Can you copy every line of the entries below character for character, leaving nothing out and changing nothing?

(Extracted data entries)
** start **

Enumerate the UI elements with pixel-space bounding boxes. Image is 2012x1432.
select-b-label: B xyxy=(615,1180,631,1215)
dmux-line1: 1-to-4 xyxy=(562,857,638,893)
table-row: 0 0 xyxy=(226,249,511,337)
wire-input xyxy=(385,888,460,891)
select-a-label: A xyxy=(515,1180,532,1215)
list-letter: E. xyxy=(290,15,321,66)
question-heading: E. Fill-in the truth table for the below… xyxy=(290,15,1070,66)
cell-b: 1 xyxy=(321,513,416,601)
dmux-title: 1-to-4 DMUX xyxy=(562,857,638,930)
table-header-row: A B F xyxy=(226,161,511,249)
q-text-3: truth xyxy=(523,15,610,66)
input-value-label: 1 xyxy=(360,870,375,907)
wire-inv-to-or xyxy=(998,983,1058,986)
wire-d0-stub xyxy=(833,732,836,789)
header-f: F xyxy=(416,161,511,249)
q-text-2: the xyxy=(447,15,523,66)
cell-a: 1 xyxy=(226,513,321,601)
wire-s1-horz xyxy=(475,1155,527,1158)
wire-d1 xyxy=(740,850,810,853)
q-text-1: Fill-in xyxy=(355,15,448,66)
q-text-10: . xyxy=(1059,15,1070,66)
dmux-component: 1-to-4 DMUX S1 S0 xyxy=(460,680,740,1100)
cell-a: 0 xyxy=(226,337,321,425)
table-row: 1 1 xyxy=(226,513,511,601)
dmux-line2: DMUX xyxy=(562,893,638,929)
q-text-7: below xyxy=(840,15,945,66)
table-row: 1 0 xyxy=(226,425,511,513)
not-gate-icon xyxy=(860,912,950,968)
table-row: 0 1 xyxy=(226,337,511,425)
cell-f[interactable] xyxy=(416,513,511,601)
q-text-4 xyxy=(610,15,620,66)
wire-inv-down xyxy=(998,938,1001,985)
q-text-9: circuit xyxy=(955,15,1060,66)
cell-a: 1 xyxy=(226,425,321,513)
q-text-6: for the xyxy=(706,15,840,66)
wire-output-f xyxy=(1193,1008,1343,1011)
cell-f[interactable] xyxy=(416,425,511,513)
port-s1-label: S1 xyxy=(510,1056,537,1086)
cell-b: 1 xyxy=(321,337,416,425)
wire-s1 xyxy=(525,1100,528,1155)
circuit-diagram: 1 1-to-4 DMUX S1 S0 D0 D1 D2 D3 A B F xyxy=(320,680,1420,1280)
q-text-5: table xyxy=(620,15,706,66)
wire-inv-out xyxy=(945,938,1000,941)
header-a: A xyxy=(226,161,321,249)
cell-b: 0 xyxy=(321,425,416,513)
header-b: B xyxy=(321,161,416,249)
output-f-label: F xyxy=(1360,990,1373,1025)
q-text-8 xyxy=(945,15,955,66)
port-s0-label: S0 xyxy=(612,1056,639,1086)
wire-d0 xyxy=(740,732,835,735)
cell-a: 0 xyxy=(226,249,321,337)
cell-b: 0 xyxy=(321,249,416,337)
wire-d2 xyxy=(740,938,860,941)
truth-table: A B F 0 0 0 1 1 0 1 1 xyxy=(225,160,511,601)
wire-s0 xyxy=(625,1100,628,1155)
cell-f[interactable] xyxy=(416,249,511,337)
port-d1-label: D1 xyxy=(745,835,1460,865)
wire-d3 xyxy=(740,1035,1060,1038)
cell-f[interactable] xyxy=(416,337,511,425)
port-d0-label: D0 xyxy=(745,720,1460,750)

** end **

[Reply to the task]:
Enumerate the UI elements with pixel-space bounding boxes. Image is 2012x1432.
select-b-label: B xyxy=(615,1180,631,1215)
dmux-line1: 1-to-4 xyxy=(562,857,638,893)
table-row: 0 0 xyxy=(226,249,511,337)
wire-input xyxy=(385,888,460,891)
select-a-label: A xyxy=(515,1180,532,1215)
list-letter: E. xyxy=(290,15,321,66)
question-heading: E. Fill-in the truth table for the below… xyxy=(290,15,1070,66)
cell-b: 1 xyxy=(321,513,416,601)
dmux-title: 1-to-4 DMUX xyxy=(562,857,638,930)
table-header-row: A B F xyxy=(226,161,511,249)
q-text-3: truth xyxy=(523,15,610,66)
input-value-label: 1 xyxy=(360,870,375,907)
wire-inv-to-or xyxy=(998,983,1058,986)
wire-d0-stub xyxy=(833,732,836,789)
header-f: F xyxy=(416,161,511,249)
q-text-2: the xyxy=(447,15,523,66)
cell-a: 1 xyxy=(226,513,321,601)
wire-s1-horz xyxy=(475,1155,527,1158)
wire-d1 xyxy=(740,850,810,853)
q-text-1: Fill-in xyxy=(355,15,448,66)
q-text-10: . xyxy=(1059,15,1070,66)
dmux-component: 1-to-4 DMUX S1 S0 xyxy=(460,680,740,1100)
cell-a: 0 xyxy=(226,337,321,425)
table-row: 1 1 xyxy=(226,513,511,601)
dmux-line2: DMUX xyxy=(562,893,638,929)
q-text-7: below xyxy=(840,15,945,66)
table-row: 1 0 xyxy=(226,425,511,513)
not-gate-icon xyxy=(860,912,950,968)
table-row: 0 1 xyxy=(226,337,511,425)
cell-f[interactable] xyxy=(416,513,511,601)
q-text-4 xyxy=(610,15,620,66)
wire-inv-down xyxy=(998,938,1001,985)
q-text-9: circuit xyxy=(955,15,1060,66)
cell-a: 1 xyxy=(226,425,321,513)
q-text-6: for the xyxy=(706,15,840,66)
wire-output-f xyxy=(1193,1008,1343,1011)
cell-f[interactable] xyxy=(416,425,511,513)
port-s1-label: S1 xyxy=(510,1056,537,1086)
cell-b: 1 xyxy=(321,337,416,425)
wire-s1 xyxy=(525,1100,528,1155)
circuit-diagram: 1 1-to-4 DMUX S1 S0 D0 D1 D2 D3 A B F xyxy=(320,680,1420,1280)
q-text-5: table xyxy=(620,15,706,66)
wire-inv-out xyxy=(945,938,1000,941)
header-a: A xyxy=(226,161,321,249)
cell-b: 0 xyxy=(321,425,416,513)
header-b: B xyxy=(321,161,416,249)
output-f-label: F xyxy=(1360,990,1373,1025)
q-text-8 xyxy=(945,15,955,66)
port-s0-label: S0 xyxy=(612,1056,639,1086)
wire-d0 xyxy=(740,732,835,735)
cell-a: 0 xyxy=(226,249,321,337)
cell-b: 0 xyxy=(321,249,416,337)
wire-d2 xyxy=(740,938,860,941)
truth-table: A B F 0 0 0 1 1 0 1 1 xyxy=(225,160,511,601)
wire-s0 xyxy=(625,1100,628,1155)
cell-f[interactable] xyxy=(416,249,511,337)
port-d1-label: D1 xyxy=(745,835,1460,865)
wire-d3 xyxy=(740,1035,1060,1038)
cell-f[interactable] xyxy=(416,337,511,425)
port-d0-label: D0 xyxy=(745,720,1460,750)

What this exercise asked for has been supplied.